## TASK STATEMENT:
Look through the data below and report how many lines include "механическим". Only the number should be given.
── EXCERPTED DATA
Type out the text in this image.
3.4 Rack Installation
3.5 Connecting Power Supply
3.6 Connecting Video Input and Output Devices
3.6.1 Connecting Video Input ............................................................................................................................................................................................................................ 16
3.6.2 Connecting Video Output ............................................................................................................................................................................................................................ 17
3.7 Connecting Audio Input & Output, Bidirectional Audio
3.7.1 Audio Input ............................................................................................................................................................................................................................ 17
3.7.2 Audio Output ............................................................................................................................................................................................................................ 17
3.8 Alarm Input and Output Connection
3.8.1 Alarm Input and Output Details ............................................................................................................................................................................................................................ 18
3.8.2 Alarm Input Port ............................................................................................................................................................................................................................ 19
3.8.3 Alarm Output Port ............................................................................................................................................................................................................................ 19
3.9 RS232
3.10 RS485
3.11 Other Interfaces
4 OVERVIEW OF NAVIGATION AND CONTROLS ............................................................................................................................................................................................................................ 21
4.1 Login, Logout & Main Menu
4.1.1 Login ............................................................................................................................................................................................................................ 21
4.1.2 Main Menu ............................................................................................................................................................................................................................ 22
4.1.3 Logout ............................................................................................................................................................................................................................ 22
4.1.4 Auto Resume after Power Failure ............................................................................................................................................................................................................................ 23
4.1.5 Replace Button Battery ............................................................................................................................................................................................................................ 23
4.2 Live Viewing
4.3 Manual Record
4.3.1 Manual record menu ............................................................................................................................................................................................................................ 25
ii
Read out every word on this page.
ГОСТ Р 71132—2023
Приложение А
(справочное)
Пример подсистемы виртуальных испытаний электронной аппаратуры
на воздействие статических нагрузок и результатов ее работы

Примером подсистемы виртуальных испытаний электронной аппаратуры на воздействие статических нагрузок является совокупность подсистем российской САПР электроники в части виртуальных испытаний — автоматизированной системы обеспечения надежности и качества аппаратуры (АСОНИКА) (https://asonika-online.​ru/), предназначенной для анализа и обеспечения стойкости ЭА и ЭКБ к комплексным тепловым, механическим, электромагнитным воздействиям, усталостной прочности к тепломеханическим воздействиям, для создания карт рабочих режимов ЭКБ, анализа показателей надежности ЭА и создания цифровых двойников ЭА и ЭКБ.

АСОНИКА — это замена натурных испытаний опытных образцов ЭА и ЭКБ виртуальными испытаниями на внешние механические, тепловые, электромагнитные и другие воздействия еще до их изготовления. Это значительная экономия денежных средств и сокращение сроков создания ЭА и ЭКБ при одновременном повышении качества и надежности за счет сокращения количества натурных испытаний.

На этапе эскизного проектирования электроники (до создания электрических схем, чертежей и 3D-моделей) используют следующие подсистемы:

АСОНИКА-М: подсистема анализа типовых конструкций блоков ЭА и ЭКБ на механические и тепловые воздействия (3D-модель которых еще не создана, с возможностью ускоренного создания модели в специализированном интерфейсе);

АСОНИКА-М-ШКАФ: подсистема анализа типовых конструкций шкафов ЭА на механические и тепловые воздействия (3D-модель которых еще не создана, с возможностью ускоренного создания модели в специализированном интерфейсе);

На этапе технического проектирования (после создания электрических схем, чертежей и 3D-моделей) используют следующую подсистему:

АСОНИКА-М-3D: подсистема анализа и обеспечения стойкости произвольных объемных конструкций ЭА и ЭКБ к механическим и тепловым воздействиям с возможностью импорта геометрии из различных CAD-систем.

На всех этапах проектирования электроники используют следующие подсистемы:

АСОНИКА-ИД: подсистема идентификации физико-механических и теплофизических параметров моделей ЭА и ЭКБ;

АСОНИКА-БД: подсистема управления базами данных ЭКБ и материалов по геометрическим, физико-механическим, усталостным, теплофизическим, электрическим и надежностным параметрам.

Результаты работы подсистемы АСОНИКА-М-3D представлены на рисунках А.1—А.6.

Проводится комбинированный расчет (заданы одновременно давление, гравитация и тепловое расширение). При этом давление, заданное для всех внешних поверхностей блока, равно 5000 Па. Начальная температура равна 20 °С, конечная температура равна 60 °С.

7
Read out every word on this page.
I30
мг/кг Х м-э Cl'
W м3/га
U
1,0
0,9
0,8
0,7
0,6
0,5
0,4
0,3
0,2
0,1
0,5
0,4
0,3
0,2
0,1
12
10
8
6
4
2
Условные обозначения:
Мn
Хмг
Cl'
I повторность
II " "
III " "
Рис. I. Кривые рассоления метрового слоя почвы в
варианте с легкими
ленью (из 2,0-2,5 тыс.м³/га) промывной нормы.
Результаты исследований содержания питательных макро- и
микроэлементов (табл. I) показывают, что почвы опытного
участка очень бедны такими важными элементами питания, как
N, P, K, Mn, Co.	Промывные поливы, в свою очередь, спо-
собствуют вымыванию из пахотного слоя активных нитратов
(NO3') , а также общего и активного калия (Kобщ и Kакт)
────
## RESULT OF THE EXERCISE:
3